### [WHAT IS REQUIRED]
Return each line of the listing below, unchanged, and omit the images.

** Start of GIVEN INFORMATION **

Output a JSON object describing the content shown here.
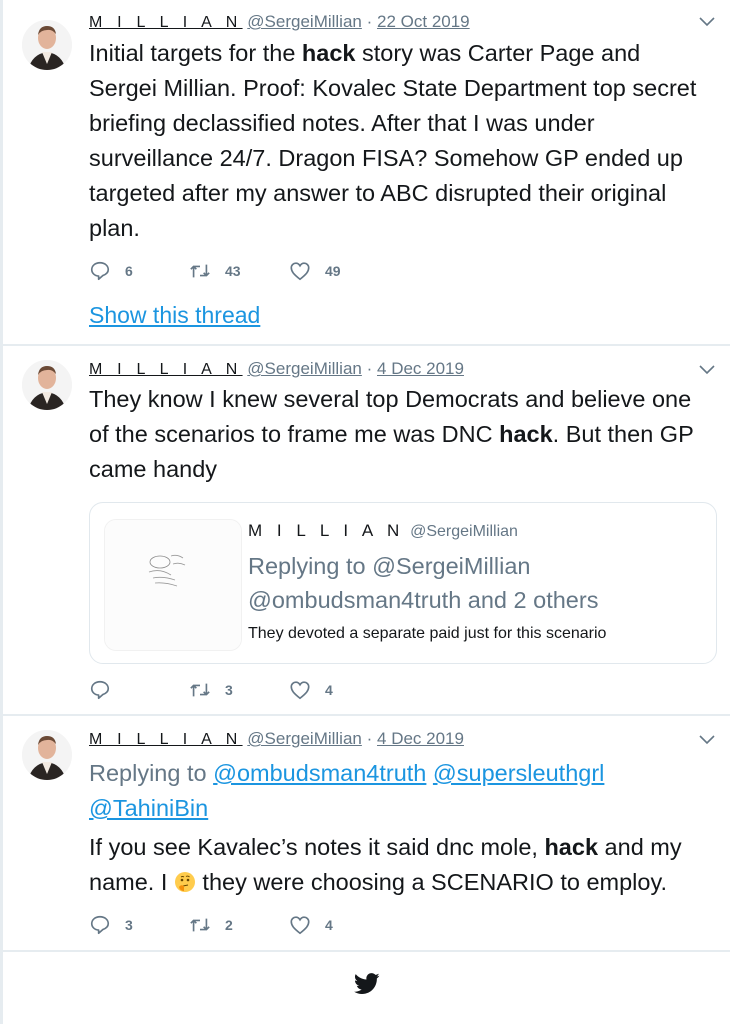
{
  "tweets": [
    {
      "display_name": "M I L L I A N",
      "handle": "@SergeiMillian",
      "separator": "·",
      "date": "22 Oct 2019",
      "text_before": "Initial targets for the ",
      "text_bold": "hack",
      "text_after": " story was Carter Page and Sergei Millian. Proof: Kovalec State Department top secret briefing declassified notes. After that I was under surveillance 24/7. Dragon FISA? Somehow GP ended up targeted after my answer to ABC disrupted their original plan.",
      "reply_count": "6",
      "retweet_count": "43",
      "like_count": "49",
      "show_thread_label": "Show this thread"
    },
    {
      "display_name": "M I L L I A N",
      "handle": "@SergeiMillian",
      "separator": "·",
      "date": "4 Dec 2019",
      "text_before": "They know I knew several top Democrats and believe one of the scenarios to frame me was DNC ",
      "text_bold": "hack",
      "text_after": ". But then GP came handy",
      "quoted": {
        "display_name": "M I L L I A N",
        "handle": "@SergeiMillian",
        "replying_to": "Replying to @SergeiMillian @ombudsman4truth and 2 others",
        "text": "They devoted a separate paid just for this scenario"
      },
      "reply_count": "",
      "retweet_count": "3",
      "like_count": "4"
    },
    {
      "display_name": "M I L L I A N",
      "handle": "@SergeiMillian",
      "separator": "·",
      "date": "4 Dec 2019",
      "replying_label": "Replying to ",
      "mentions": [
        "@ombudsman4truth",
        "@supersleuthgrl",
        "@TahiniBin"
      ],
      "text_before": "If you see Kavalec’s notes it said dnc mole, ",
      "text_bold": "hack",
      "text_mid": " and my name. I ",
      "emoji": "thinking-face",
      "text_after": " they were choosing a SCENARIO to employ.",
      "reply_count": "3",
      "retweet_count": "2",
      "like_count": "4"
    }
  ],
  "footer": {
    "icon": "twitter-bird-icon"
  },
  "colors": {
    "link": "#1b95e0",
    "muted": "#657786",
    "text": "#14171a",
    "divider": "#e6ecf0"
  }
}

** End of GIVEN INFORMATION **

### [SOLUTION TO THE PROBLEM]
Output a JSON object describing the content shown here.
{
  "tweets": [
    {
      "display_name": "M I L L I A N",
      "handle": "@SergeiMillian",
      "separator": "·",
      "date": "22 Oct 2019",
      "text_before": "Initial targets for the ",
      "text_bold": "hack",
      "text_after": " story was Carter Page and Sergei Millian. Proof: Kovalec State Department top secret briefing declassified notes. After that I was under surveillance 24/7. Dragon FISA? Somehow GP ended up targeted after my answer to ABC disrupted their original plan.",
      "reply_count": "6",
      "retweet_count": "43",
      "like_count": "49",
      "show_thread_label": "Show this thread"
    },
    {
      "display_name": "M I L L I A N",
      "handle": "@SergeiMillian",
      "separator": "·",
      "date": "4 Dec 2019",
      "text_before": "They know I knew several top Democrats and believe one of the scenarios to frame me was DNC ",
      "text_bold": "hack",
      "text_after": ". But then GP came handy",
      "quoted": {
        "display_name": "M I L L I A N",
        "handle": "@SergeiMillian",
        "replying_to": "Replying to @SergeiMillian @ombudsman4truth and 2 others",
        "text": "They devoted a separate paid just for this scenario"
      },
      "reply_count": "",
      "retweet_count": "3",
      "like_count": "4"
    },
    {
      "display_name": "M I L L I A N",
      "handle": "@SergeiMillian",
      "separator": "·",
      "date": "4 Dec 2019",
      "replying_label": "Replying to ",
      "mentions": [
        "@ombudsman4truth",
        "@supersleuthgrl",
        "@TahiniBin"
      ],
      "text_before": "If you see Kavalec’s notes it said dnc mole, ",
      "text_bold": "hack",
      "text_mid": " and my name. I ",
      "emoji": "thinking-face",
      "text_after": " they were choosing a SCENARIO to employ.",
      "reply_count": "3",
      "retweet_count": "2",
      "like_count": "4"
    }
  ],
  "footer": {
    "icon": "twitter-bird-icon"
  },
  "colors": {
    "link": "#1b95e0",
    "muted": "#657786",
    "text": "#14171a",
    "divider": "#e6ecf0"
  }
}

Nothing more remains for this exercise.